[Instructions for the task]:
For the entries below, how many lines contain the word "Auskünfte"? Reply with the number and nothing else.

↓↓↓

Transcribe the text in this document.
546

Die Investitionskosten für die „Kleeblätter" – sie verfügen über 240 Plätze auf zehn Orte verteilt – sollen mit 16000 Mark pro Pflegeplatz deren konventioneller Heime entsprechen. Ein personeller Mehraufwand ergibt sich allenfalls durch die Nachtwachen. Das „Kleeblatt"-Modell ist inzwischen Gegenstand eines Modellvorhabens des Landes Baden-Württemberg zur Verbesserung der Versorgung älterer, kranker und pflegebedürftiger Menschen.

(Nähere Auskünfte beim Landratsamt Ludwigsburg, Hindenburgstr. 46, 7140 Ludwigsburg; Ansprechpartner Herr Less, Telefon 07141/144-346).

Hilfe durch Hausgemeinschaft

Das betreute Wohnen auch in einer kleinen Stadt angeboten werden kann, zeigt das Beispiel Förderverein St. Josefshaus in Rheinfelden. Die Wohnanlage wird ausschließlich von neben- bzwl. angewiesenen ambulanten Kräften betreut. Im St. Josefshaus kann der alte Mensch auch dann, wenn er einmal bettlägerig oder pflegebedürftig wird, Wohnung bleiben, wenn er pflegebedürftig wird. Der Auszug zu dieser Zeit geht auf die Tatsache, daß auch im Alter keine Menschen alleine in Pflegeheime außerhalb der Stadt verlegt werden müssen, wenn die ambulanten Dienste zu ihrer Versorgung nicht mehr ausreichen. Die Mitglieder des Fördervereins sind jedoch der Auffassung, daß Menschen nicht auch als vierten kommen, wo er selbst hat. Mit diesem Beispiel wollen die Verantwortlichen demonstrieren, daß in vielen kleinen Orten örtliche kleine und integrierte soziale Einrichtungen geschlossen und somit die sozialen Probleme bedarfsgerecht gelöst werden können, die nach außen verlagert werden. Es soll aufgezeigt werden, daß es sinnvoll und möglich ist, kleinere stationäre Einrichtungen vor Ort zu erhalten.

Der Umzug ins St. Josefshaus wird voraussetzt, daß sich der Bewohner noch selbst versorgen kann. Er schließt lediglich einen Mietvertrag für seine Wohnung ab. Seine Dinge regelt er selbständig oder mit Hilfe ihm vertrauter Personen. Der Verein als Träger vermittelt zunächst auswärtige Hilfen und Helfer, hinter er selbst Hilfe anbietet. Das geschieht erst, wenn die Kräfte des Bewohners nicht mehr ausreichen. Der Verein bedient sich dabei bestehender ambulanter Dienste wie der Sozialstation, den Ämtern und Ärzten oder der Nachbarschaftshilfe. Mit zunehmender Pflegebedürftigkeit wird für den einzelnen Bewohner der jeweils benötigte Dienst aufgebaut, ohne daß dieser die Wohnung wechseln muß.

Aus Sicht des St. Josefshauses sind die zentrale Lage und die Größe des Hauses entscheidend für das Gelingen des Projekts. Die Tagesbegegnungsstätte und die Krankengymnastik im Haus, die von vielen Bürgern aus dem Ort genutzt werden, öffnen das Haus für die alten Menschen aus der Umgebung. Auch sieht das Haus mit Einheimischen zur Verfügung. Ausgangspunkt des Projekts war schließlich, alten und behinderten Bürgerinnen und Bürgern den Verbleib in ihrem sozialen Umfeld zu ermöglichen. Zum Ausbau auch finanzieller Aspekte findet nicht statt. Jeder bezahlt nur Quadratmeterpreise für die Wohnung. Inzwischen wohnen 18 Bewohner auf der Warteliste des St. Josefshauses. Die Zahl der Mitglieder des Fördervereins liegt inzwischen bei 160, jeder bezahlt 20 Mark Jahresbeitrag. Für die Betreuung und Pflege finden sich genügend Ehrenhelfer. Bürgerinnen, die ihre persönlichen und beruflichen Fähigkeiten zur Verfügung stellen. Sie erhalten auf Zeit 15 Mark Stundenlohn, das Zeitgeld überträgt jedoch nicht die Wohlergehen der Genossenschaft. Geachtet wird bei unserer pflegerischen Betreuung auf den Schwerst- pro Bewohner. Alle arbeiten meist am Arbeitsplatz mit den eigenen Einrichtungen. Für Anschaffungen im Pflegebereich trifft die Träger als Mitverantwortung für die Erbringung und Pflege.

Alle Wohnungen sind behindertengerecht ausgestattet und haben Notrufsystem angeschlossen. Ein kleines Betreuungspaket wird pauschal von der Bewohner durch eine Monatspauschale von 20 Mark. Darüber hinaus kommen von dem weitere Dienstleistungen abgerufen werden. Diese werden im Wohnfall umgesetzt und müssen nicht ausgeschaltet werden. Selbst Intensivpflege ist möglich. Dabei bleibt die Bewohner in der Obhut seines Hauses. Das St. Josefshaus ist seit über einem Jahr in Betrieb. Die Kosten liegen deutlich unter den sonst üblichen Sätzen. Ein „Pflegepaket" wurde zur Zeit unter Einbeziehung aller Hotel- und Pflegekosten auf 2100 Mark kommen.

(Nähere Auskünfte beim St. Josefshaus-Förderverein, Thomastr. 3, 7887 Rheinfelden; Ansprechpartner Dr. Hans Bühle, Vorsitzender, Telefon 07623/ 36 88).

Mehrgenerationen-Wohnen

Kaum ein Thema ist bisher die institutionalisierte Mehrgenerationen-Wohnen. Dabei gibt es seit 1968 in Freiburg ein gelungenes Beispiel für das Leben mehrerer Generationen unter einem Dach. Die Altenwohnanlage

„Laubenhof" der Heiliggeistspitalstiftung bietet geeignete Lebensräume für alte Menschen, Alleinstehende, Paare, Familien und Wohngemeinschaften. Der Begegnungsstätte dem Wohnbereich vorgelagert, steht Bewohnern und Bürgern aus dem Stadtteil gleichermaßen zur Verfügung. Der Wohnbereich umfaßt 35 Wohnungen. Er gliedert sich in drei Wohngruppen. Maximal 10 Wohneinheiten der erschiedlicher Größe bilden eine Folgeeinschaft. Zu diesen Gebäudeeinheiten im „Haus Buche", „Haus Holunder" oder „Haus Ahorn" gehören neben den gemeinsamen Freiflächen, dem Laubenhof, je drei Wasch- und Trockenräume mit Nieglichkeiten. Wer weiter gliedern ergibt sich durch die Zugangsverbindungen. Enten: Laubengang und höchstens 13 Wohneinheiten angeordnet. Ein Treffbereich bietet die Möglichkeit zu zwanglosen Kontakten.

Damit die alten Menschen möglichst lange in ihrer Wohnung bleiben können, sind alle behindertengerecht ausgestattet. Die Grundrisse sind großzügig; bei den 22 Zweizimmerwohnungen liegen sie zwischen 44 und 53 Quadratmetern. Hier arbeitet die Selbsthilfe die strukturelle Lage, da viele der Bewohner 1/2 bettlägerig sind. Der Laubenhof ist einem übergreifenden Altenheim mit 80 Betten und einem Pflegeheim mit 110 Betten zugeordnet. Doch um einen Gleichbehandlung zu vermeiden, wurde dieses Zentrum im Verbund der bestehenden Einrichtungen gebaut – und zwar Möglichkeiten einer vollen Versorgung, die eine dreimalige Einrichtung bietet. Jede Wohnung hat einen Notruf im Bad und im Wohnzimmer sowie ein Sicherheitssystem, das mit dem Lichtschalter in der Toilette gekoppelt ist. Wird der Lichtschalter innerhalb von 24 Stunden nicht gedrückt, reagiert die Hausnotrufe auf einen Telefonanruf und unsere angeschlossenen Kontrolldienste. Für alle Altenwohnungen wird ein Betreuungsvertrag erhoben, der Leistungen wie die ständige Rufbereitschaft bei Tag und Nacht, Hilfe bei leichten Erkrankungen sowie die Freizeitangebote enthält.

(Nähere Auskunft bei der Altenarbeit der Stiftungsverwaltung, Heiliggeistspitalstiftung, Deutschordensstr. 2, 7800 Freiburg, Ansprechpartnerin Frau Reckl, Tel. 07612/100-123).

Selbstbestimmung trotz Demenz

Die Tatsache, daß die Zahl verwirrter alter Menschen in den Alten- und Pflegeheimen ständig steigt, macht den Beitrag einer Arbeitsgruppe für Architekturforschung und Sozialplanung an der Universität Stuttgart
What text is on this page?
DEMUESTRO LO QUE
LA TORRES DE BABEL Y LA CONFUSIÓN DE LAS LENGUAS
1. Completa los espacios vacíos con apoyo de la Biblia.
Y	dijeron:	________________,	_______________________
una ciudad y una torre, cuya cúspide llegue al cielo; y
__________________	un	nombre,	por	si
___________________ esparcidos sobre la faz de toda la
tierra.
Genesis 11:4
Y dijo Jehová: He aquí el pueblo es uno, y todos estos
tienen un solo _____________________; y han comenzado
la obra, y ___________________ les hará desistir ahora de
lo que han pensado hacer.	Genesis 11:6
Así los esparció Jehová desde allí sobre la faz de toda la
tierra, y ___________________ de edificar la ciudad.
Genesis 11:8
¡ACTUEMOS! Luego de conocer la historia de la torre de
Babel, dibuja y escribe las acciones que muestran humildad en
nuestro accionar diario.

↑↑↑

[Reply to the task]:
2